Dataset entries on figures
================

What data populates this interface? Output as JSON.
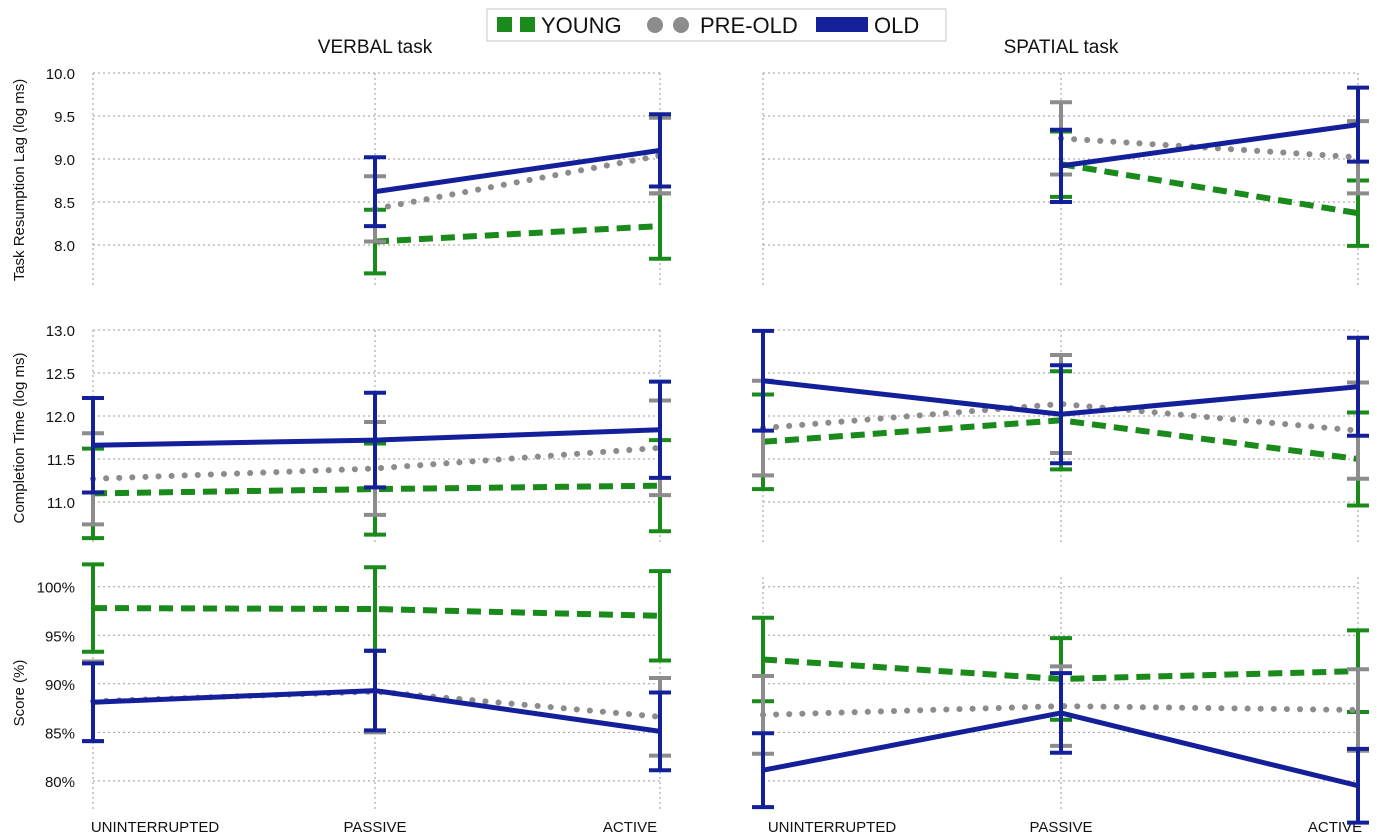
{
  "legend": {
    "items": [
      {
        "key": "young",
        "label": "YOUNG"
      },
      {
        "key": "preold",
        "label": "PRE-OLD"
      },
      {
        "key": "old",
        "label": "OLD"
      }
    ],
    "placement": "top-center"
  },
  "colors": {
    "young": "#1a8a1a",
    "preold": "#8c8c8c",
    "old": "#13209a",
    "grid": "#9a9a9a"
  },
  "column_titles": [
    "VERBAL task",
    "SPATIAL task"
  ],
  "row_labels": [
    "Task Resumption Lag (log ms)",
    "Completion Time (log ms)",
    "Score (%)"
  ],
  "categories": [
    "UNINTERRUPTED",
    "PASSIVE",
    "ACTIVE"
  ],
  "chart_data": [
    {
      "type": "line",
      "task": "VERBAL task",
      "ylabel": "Task Resumption Lag (log ms)",
      "ylim": [
        7.5,
        10.0
      ],
      "yticks": [
        8.0,
        8.5,
        9.0,
        9.5,
        10.0
      ],
      "tick_labels": [
        "8.0",
        "8.5",
        "9.0",
        "9.5",
        "10.0"
      ],
      "grid": true,
      "series": [
        {
          "key": "young",
          "name": "YOUNG",
          "values": [
            null,
            8.04,
            8.22
          ],
          "err": [
            null,
            0.37,
            0.38
          ]
        },
        {
          "key": "preold",
          "name": "PRE-OLD",
          "values": [
            null,
            8.42,
            9.04
          ],
          "err": [
            null,
            0.38,
            0.44
          ]
        },
        {
          "key": "old",
          "name": "OLD",
          "values": [
            null,
            8.62,
            9.1
          ],
          "err": [
            null,
            0.4,
            0.42
          ]
        }
      ]
    },
    {
      "type": "line",
      "task": "SPATIAL task",
      "ylabel": "",
      "ylim": [
        7.5,
        10.0
      ],
      "yticks": [
        8.0,
        8.5,
        9.0,
        9.5,
        10.0
      ],
      "tick_labels": [],
      "grid": true,
      "series": [
        {
          "key": "young",
          "name": "YOUNG",
          "values": [
            null,
            8.94,
            8.37
          ],
          "err": [
            null,
            0.38,
            0.38
          ]
        },
        {
          "key": "preold",
          "name": "PRE-OLD",
          "values": [
            null,
            9.24,
            9.02
          ],
          "err": [
            null,
            0.42,
            0.42
          ]
        },
        {
          "key": "old",
          "name": "OLD",
          "values": [
            null,
            8.92,
            9.4
          ],
          "err": [
            null,
            0.42,
            0.43
          ]
        }
      ]
    },
    {
      "type": "line",
      "task": "VERBAL task",
      "ylabel": "Completion Time (log ms)",
      "ylim": [
        10.5,
        13.0
      ],
      "yticks": [
        11.0,
        11.5,
        12.0,
        12.5,
        13.0
      ],
      "tick_labels": [
        "11.0",
        "11.5",
        "12.0",
        "12.5",
        "13.0"
      ],
      "grid": true,
      "series": [
        {
          "key": "young",
          "name": "YOUNG",
          "values": [
            11.1,
            11.15,
            11.19
          ],
          "err": [
            0.52,
            0.53,
            0.53
          ]
        },
        {
          "key": "preold",
          "name": "PRE-OLD",
          "values": [
            11.27,
            11.39,
            11.63
          ],
          "err": [
            0.53,
            0.54,
            0.55
          ]
        },
        {
          "key": "old",
          "name": "OLD",
          "values": [
            11.66,
            11.72,
            11.84
          ],
          "err": [
            0.55,
            0.55,
            0.56
          ]
        }
      ]
    },
    {
      "type": "line",
      "task": "SPATIAL task",
      "ylabel": "",
      "ylim": [
        10.5,
        13.0
      ],
      "yticks": [
        11.0,
        11.5,
        12.0,
        12.5,
        13.0
      ],
      "tick_labels": [],
      "grid": true,
      "series": [
        {
          "key": "young",
          "name": "YOUNG",
          "values": [
            11.7,
            11.95,
            11.5
          ],
          "err": [
            0.55,
            0.57,
            0.54
          ]
        },
        {
          "key": "preold",
          "name": "PRE-OLD",
          "values": [
            11.86,
            12.14,
            11.83
          ],
          "err": [
            0.55,
            0.57,
            0.56
          ]
        },
        {
          "key": "old",
          "name": "OLD",
          "values": [
            12.41,
            12.02,
            12.34
          ],
          "err": [
            0.58,
            0.57,
            0.57
          ]
        }
      ]
    },
    {
      "type": "line",
      "task": "VERBAL task",
      "ylabel": "Score (%)",
      "ylim": [
        77,
        101
      ],
      "yticks": [
        80,
        85,
        90,
        95,
        100
      ],
      "tick_labels": [
        "80%",
        "85%",
        "90%",
        "95%",
        "100%"
      ],
      "grid": true,
      "series": [
        {
          "key": "young",
          "name": "YOUNG",
          "values": [
            97.8,
            97.7,
            97.0
          ],
          "err": [
            4.5,
            4.3,
            4.6
          ]
        },
        {
          "key": "preold",
          "name": "PRE-OLD",
          "values": [
            88.2,
            89.2,
            86.6
          ],
          "err": [
            4.1,
            4.2,
            4.0
          ]
        },
        {
          "key": "old",
          "name": "OLD",
          "values": [
            88.1,
            89.3,
            85.1
          ],
          "err": [
            4.0,
            4.1,
            4.0
          ]
        }
      ]
    },
    {
      "type": "line",
      "task": "SPATIAL task",
      "ylabel": "",
      "ylim": [
        77,
        101
      ],
      "yticks": [
        80,
        85,
        90,
        95,
        100
      ],
      "tick_labels": [],
      "grid": true,
      "series": [
        {
          "key": "young",
          "name": "YOUNG",
          "values": [
            92.5,
            90.5,
            91.3
          ],
          "err": [
            4.3,
            4.2,
            4.2
          ]
        },
        {
          "key": "preold",
          "name": "PRE-OLD",
          "values": [
            86.8,
            87.7,
            87.3
          ],
          "err": [
            4.0,
            4.1,
            4.2
          ]
        },
        {
          "key": "old",
          "name": "OLD",
          "values": [
            81.1,
            87.0,
            79.5
          ],
          "err": [
            3.8,
            4.1,
            3.8
          ]
        }
      ]
    }
  ]
}
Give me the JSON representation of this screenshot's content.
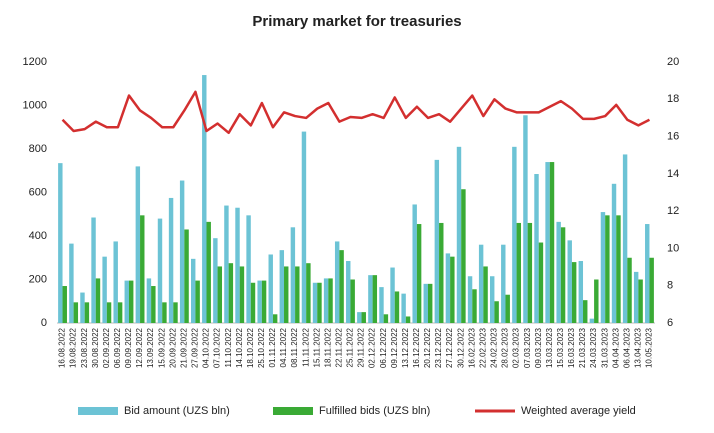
{
  "chart_data": {
    "type": "bar",
    "title": "Primary market for treasuries",
    "categories": [
      "16.08.2022",
      "19.08.2022",
      "23.08.2022",
      "30.08.2022",
      "02.09.2022",
      "06.09.2022",
      "09.09.2022",
      "12.09.2022",
      "13.09.2022",
      "15.09.2022",
      "20.09.2022",
      "21.09.2022",
      "27.09.2022",
      "04.10.2022",
      "07.10.2022",
      "11.10.2022",
      "14.10.2022",
      "18.10.2022",
      "25.10.2022",
      "01.11.2022",
      "04.11.2022",
      "08.11.2022",
      "11.11.2022",
      "15.11.2022",
      "18.11.2022",
      "22.11.2022",
      "25.11.2022",
      "29.11.2022",
      "02.12.2022",
      "06.12.2022",
      "09.12.2022",
      "13.12.2022",
      "16.12.2022",
      "20.12.2022",
      "23.12.2022",
      "27.12.2022",
      "30.12.2022",
      "16.02.2023",
      "22.02.2023",
      "24.02.2023",
      "28.02.2023",
      "02.03.2023",
      "07.03.2023",
      "09.03.2023",
      "13.03.2023",
      "15.03.2023",
      "16.03.2023",
      "21.03.2023",
      "24.03.2023",
      "31.03.2023",
      "04.04.2023",
      "06.04.2023",
      "13.04.2023",
      "10.05.2023"
    ],
    "series": [
      {
        "name": "Bid amount (UZS bln)",
        "color": "#6cc3d5",
        "values": [
          735,
          365,
          140,
          485,
          305,
          375,
          195,
          720,
          205,
          480,
          575,
          655,
          295,
          1140,
          390,
          540,
          530,
          495,
          195,
          315,
          335,
          440,
          880,
          185,
          205,
          375,
          285,
          50,
          220,
          165,
          255,
          135,
          545,
          180,
          750,
          320,
          810,
          215,
          360,
          215,
          360,
          810,
          955,
          685,
          740,
          465,
          380,
          285,
          20,
          510,
          640,
          775,
          235,
          455
        ]
      },
      {
        "name": "Fulfilled bids (UZS bln)",
        "color": "#3aaa35",
        "values": [
          170,
          95,
          95,
          205,
          95,
          95,
          195,
          495,
          170,
          95,
          95,
          430,
          195,
          465,
          260,
          275,
          260,
          185,
          195,
          40,
          260,
          260,
          275,
          185,
          205,
          335,
          200,
          50,
          220,
          40,
          145,
          30,
          455,
          180,
          460,
          305,
          615,
          155,
          260,
          100,
          130,
          460,
          460,
          370,
          740,
          440,
          280,
          105,
          200,
          495,
          495,
          300,
          200,
          300
        ]
      },
      {
        "name": "Weighted average yield",
        "color": "#d32f2f",
        "axis": "y2",
        "type": "line",
        "values": [
          16.9,
          16.3,
          16.4,
          16.8,
          16.5,
          16.5,
          18.2,
          17.4,
          17.0,
          16.5,
          16.5,
          17.4,
          18.4,
          16.3,
          16.7,
          16.2,
          17.2,
          16.6,
          17.8,
          16.5,
          17.3,
          17.1,
          17.0,
          17.5,
          17.8,
          16.8,
          17.05,
          17.0,
          17.2,
          17.0,
          18.1,
          17.0,
          17.6,
          17.0,
          17.2,
          16.8,
          17.5,
          18.2,
          17.1,
          18.0,
          17.5,
          17.3,
          17.3,
          17.3,
          17.6,
          17.9,
          17.5,
          16.95,
          16.95,
          17.1,
          17.7,
          16.9,
          16.6,
          16.9
        ]
      }
    ],
    "ylim": [
      0,
      1200
    ],
    "yticks": [
      0,
      200,
      400,
      600,
      800,
      1000,
      1200
    ],
    "y2lim": [
      6,
      20
    ],
    "y2ticks": [
      6,
      8,
      10,
      12,
      14,
      16,
      18,
      20
    ]
  }
}
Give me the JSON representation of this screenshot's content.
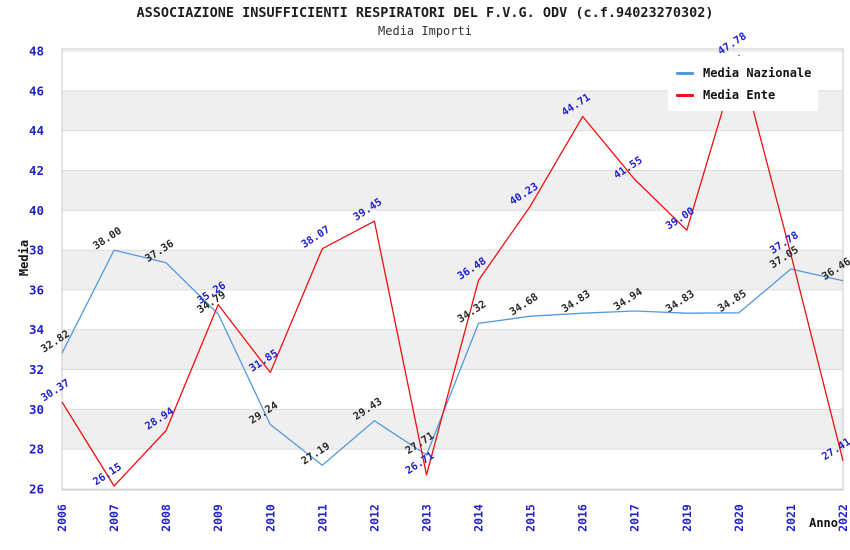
{
  "header": {
    "title": "ASSOCIAZIONE INSUFFICIENTI RESPIRATORI DEL F.V.G. ODV (c.f.94023270302)",
    "subtitle": "Media Importi"
  },
  "chart_data": {
    "type": "line",
    "title": "ASSOCIAZIONE INSUFFICIENTI RESPIRATORI DEL F.V.G. ODV (c.f.94023270302)",
    "subtitle": "Media Importi",
    "xlabel": "Anno",
    "ylabel": "Media",
    "categories": [
      "2006",
      "2007",
      "2008",
      "2009",
      "2010",
      "2011",
      "2012",
      "2013",
      "2014",
      "2015",
      "2016",
      "2017",
      "2019",
      "2020",
      "2021",
      "2022"
    ],
    "series": [
      {
        "name": "Media Nazionale",
        "color": "#5599DD",
        "label_color": "#2B2B2B",
        "values": [
          32.82,
          38.0,
          37.36,
          34.79,
          29.24,
          27.19,
          29.43,
          27.71,
          34.32,
          34.68,
          34.83,
          34.94,
          34.83,
          34.85,
          37.05,
          36.46
        ]
      },
      {
        "name": "Media Ente",
        "color": "#EE1111",
        "label_color": "#2222CC",
        "values": [
          30.37,
          26.15,
          28.94,
          35.26,
          31.85,
          38.07,
          39.45,
          26.71,
          36.48,
          40.23,
          44.71,
          41.55,
          39.0,
          47.78,
          37.78,
          27.41
        ]
      }
    ],
    "ylim": [
      26,
      48
    ],
    "y_ticks": [
      26,
      28,
      30,
      32,
      34,
      36,
      38,
      40,
      42,
      44,
      46,
      48
    ],
    "grid": "horizontal gridlines with alternating gray bands",
    "legend_position": "top-right",
    "axis_tick_color": "#2222CC",
    "band_color": "#EFEFEF",
    "grid_color": "#DCDCDC",
    "border_color": "#C8C8C8",
    "background_color": "#FFFFFF"
  }
}
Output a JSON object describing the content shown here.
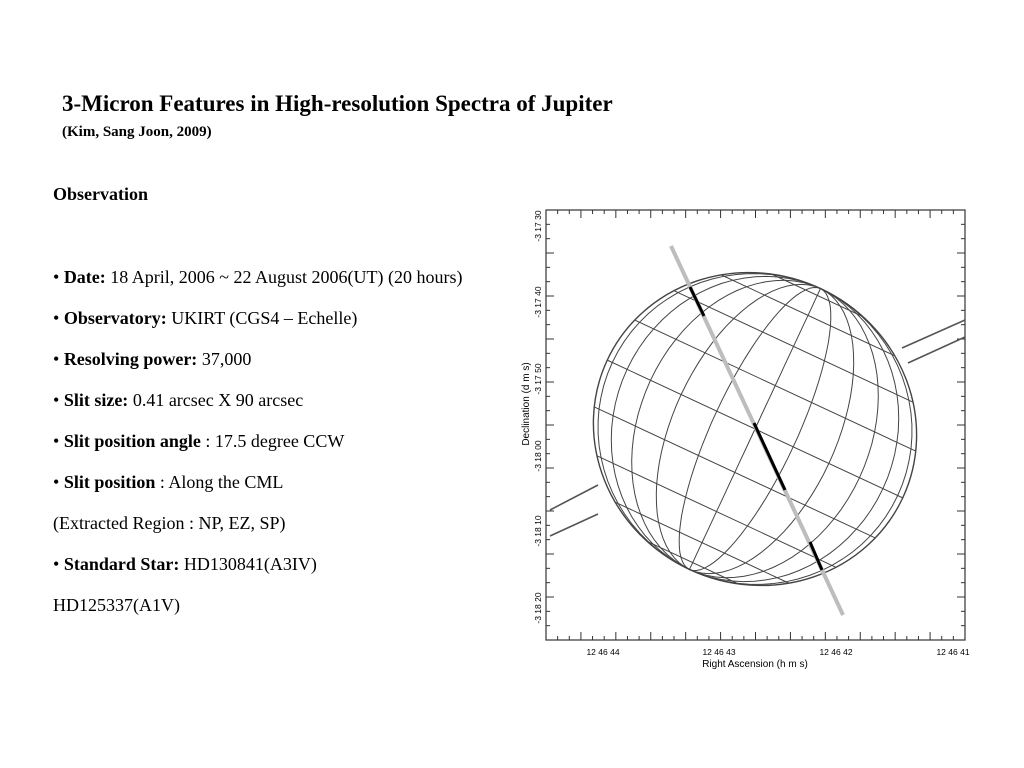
{
  "slide": {
    "title": "3-Micron Features in High-resolution Spectra of Jupiter",
    "subtitle": "(Kim, Sang Joon, 2009)",
    "heading": "Observation",
    "items": [
      {
        "bullet": "•",
        "label": "Date:",
        "text": " 18 April, 2006 ~ 22 August 2006(UT) (20 hours)"
      },
      {
        "bullet": "•",
        "label": "Observatory:",
        "text": " UKIRT (CGS4 – Echelle)"
      },
      {
        "bullet": "•",
        "label": "Resolving power:",
        "text": " 37,000"
      },
      {
        "bullet": "•",
        "label": "Slit size:",
        "text": " 0.41 arcsec X 90 arcsec"
      },
      {
        "bullet": "•",
        "label": "Slit position angle",
        "text": " : 17.5 degree CCW"
      },
      {
        "bullet": "•",
        "label": "Slit position",
        "text": " : Along the CML"
      },
      {
        "bullet": "",
        "label": "",
        "text": "(Extracted Region : NP, EZ,  SP)"
      },
      {
        "bullet": "•",
        "label": "Standard Star:",
        "text": " HD130841(A3IV)"
      },
      {
        "bullet": "",
        "label": "",
        "text": "HD125337(A1V)"
      }
    ]
  },
  "figure": {
    "xlabel": "Right Ascension (h m s)",
    "ylabel": "Declination (d m s)",
    "xticks": [
      "12 46 44",
      "12 46 43",
      "12 46 42",
      "12 46 41"
    ],
    "yticks": [
      "-3 17 30",
      "-3 17 40",
      "-3 17 50",
      "-3 18 00",
      "-3 18 10",
      "-3 18 20"
    ]
  }
}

================

## [PROBLEM DETAILS]
Locate and copy each line in the data above that includes the word "text".

## [ANSWER IN FULL]
        "text": " 18 April, 2006 ~ 22 August 2006(UT) (20 hours)"
        "text": " UKIRT (CGS4 – Echelle)"
        "text": " 37,000"
        "text": " 0.41 arcsec X 90 arcsec"
        "text": " : 17.5 degree CCW"
        "text": " : Along the CML"
        "text": "(Extracted Region : NP, EZ,  SP)"
        "text": " HD130841(A3IV)"
        "text": "HD125337(A1V)"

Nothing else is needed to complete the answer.